** Start Given passage **

I've spent the last two days debugging my code and for the life of me could not figure out why I was getting this whitespace at the top of my XHTML file. Finally, late last night, I figured it out. Now, I'm just wondering why it is. I know this is not a CI question, but maybe someone can enlighten me.

At first, I thought it might be some stray code in my view, but then another view that was exactly the same except for a couple lines of code (that wouldn't cause that problem) worked just fine. I combed through my controller file and could find nothing that would cause it. And I had commented out any models or helper files that it called, so it couldn't have been one of those. Anyway, finally through some stroke of luck, I noticed when I saved the controller file in my IDE, that it was saving the file as ANSI when I did a save as. When I create a new file from the File/New menu, the editor was set by default to save new files in UTF-8. I normally don't create new files from the File menu, I typically create through copying an existing file, or in the project tree. So, I narrowed it down to the controller file that was saved in UTF-8 (which i must have created through the File menu at some point). Anyway, I saved the controller in ANSI, and whala, the whitespace was gone. I have no idea why. I know UTF-8 is the recommended file type, but, if I can't figure out why this whitespace was there, then I'll have to stick with ANSI.

** End Given passage **
** Start Dataset content **

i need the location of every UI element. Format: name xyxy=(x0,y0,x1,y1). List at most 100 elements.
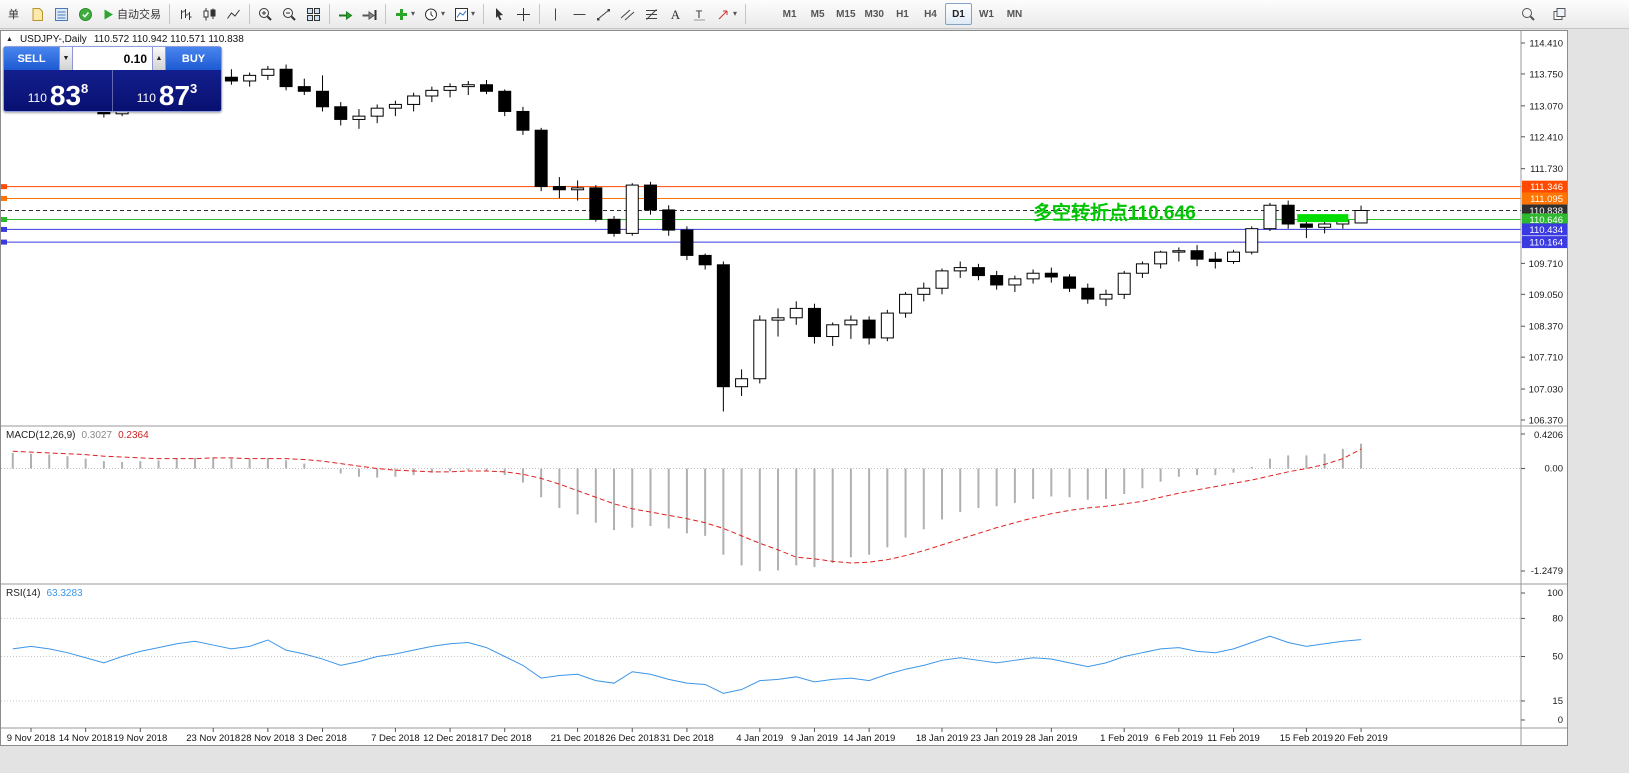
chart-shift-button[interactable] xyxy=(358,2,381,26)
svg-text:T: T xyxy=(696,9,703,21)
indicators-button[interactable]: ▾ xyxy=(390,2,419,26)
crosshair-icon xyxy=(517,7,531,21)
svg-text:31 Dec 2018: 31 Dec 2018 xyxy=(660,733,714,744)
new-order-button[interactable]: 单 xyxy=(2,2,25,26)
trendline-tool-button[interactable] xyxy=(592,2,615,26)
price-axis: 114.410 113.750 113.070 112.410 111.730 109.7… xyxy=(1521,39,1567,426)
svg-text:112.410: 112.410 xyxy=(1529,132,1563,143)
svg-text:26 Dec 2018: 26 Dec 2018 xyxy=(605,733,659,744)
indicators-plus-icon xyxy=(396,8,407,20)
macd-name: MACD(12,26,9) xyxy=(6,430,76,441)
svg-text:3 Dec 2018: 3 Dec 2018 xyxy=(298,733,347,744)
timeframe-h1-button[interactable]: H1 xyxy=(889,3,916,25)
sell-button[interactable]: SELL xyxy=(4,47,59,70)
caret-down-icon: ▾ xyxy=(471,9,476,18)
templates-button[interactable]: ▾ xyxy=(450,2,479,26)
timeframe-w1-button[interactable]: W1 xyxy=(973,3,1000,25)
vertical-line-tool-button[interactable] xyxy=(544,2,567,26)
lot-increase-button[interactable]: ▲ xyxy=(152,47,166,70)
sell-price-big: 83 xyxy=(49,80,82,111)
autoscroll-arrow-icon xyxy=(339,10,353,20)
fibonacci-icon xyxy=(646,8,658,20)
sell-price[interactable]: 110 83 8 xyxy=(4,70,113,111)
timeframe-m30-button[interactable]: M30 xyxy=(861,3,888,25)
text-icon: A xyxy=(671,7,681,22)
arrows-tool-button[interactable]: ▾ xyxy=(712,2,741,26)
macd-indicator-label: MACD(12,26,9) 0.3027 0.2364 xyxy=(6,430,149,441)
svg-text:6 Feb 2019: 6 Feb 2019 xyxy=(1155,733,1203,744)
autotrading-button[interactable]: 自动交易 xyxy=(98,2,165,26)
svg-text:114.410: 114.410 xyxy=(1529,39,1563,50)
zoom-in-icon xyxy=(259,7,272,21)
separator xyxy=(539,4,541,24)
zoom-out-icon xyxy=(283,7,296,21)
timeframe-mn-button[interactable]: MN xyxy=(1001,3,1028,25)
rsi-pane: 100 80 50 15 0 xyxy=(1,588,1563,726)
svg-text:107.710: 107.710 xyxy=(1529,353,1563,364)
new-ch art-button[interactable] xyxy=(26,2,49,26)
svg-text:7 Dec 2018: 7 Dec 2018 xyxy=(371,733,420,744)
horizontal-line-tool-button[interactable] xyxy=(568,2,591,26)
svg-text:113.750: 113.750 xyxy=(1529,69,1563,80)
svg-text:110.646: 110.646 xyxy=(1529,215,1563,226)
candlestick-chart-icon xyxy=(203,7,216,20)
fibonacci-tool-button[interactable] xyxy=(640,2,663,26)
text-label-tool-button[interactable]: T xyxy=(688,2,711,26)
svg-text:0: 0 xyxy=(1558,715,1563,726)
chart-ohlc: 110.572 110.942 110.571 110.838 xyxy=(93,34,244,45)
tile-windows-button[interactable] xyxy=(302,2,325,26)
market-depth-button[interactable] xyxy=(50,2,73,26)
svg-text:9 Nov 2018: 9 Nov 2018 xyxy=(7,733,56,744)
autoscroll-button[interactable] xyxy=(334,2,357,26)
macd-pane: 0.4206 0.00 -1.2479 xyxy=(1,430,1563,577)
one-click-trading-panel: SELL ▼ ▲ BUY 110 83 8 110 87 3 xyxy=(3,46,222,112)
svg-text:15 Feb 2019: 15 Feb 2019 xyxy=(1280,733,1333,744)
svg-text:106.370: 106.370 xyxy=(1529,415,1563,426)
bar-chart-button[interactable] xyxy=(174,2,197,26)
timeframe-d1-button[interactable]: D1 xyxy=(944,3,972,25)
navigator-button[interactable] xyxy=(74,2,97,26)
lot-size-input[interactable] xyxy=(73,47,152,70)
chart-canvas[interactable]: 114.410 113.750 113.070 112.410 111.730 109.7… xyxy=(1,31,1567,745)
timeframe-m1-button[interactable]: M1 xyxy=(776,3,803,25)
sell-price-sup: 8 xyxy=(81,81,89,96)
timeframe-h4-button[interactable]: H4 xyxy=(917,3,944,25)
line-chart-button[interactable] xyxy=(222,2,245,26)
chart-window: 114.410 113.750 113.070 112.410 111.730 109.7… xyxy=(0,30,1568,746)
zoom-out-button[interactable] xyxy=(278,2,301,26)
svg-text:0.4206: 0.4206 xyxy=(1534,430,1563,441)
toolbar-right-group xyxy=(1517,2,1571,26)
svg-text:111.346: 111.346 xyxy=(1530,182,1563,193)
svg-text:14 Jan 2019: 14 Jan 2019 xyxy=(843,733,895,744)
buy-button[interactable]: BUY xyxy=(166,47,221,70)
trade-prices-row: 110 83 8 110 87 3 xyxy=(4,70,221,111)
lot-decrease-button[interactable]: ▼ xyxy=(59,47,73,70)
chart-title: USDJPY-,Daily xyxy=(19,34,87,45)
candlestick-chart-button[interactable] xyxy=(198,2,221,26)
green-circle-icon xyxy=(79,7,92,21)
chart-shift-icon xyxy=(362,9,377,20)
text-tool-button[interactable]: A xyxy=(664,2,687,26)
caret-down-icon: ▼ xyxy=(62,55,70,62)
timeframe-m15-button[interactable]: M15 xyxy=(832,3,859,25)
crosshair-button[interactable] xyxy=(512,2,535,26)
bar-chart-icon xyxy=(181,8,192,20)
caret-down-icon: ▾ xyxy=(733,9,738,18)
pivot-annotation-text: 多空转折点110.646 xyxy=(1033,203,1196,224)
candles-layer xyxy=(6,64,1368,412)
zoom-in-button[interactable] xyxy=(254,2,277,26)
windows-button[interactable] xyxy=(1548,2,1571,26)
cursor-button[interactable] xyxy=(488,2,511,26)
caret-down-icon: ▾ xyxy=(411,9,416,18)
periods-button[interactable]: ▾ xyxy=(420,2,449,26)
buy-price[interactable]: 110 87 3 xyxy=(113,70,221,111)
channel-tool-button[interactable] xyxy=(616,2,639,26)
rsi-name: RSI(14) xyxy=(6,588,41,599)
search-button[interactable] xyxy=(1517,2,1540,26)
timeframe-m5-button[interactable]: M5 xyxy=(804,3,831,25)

** End Dataset content **

§ **Work to complete**:
[a] Do the following statements agree with the whitespace post? For each, answer yes or no and quote the words that decide it.
(i) The writer worked out the cause late last night.
(ii) The writer normally creates new files from the File menu.
(iii) Saving the controller in ANSI got rid of the whitespace.
[b] Answer these questions from the whitespace post:
(i) How long had the writer spent debugging the code?
(ii) In what encoding does the editor save new files created from the File/New menu by default?
(iii) To which file did the writer narrow the problem down?
[c] Rewrite the paragraph of the whitespace post that begins "At first, I thought it might be some stray code" as a list that keeps its main facts.

§ **Answers to each task**:
[a]
(i) Yes: "Finally, late last night, I figured it out."
(ii) No: "I normally don't create new files from the File menu"
(iii) Yes: "I saved the controller in ANSI, and whala, the whitespace was gone."

[b]
(i) Two days.
(ii) UTF-8.
(iii) The controller file.

[c]
- The writer first suspected stray code in the view. However, an almost identical view worked fine.
- A search of the controller file turned up nothing, and the models and helper files it called had been commented out.
- Doing a "save as" in the IDE revealed that the controller file was being saved as ANSI.
- New files made from the File/New menu are saved in UTF-8 by default. The writer usually creates files by copying an existing file or in the project tree.
- The problem was traced to the controller file saved in UTF-8.
- Saving the controller in ANSI removed the whitespace, though the writer does not know why.
- UTF-8 is the recommended file type, but the writer will stay with ANSI unless the cause of the whitespace can be found.